Problem statement
Count how many lines hold the string "Augsburg". Answer with that number and nothing more.

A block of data
◇ ◇ ◇ ◇ ◇ ◇ ◇
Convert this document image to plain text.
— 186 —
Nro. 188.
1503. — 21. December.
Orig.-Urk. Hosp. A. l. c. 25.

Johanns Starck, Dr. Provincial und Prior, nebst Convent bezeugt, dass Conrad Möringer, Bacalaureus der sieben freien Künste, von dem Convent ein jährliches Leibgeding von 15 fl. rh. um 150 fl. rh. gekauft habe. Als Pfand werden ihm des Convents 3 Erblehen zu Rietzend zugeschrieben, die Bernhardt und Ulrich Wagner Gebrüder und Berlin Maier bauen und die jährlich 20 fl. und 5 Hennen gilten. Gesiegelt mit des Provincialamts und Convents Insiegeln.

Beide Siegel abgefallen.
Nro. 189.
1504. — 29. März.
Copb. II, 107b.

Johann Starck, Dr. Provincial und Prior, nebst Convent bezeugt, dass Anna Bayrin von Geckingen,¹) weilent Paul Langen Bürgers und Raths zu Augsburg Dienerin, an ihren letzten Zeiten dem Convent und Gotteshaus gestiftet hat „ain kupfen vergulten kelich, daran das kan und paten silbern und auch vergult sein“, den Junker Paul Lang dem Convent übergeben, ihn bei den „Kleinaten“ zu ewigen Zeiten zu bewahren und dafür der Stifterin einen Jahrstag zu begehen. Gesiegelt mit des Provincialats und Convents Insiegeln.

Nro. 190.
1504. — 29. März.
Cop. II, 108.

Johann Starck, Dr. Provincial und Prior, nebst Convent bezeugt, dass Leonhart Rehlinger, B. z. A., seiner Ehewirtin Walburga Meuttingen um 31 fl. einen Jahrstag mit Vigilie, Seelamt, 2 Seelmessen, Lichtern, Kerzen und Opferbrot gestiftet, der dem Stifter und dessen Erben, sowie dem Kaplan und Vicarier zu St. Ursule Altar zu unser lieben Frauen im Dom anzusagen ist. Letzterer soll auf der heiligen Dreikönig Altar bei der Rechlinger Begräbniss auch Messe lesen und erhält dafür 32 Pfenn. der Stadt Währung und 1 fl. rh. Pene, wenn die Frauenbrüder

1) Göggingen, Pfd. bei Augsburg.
◇ ◇ ◇ ◇ ◇ ◇ ◇
Exercise output
2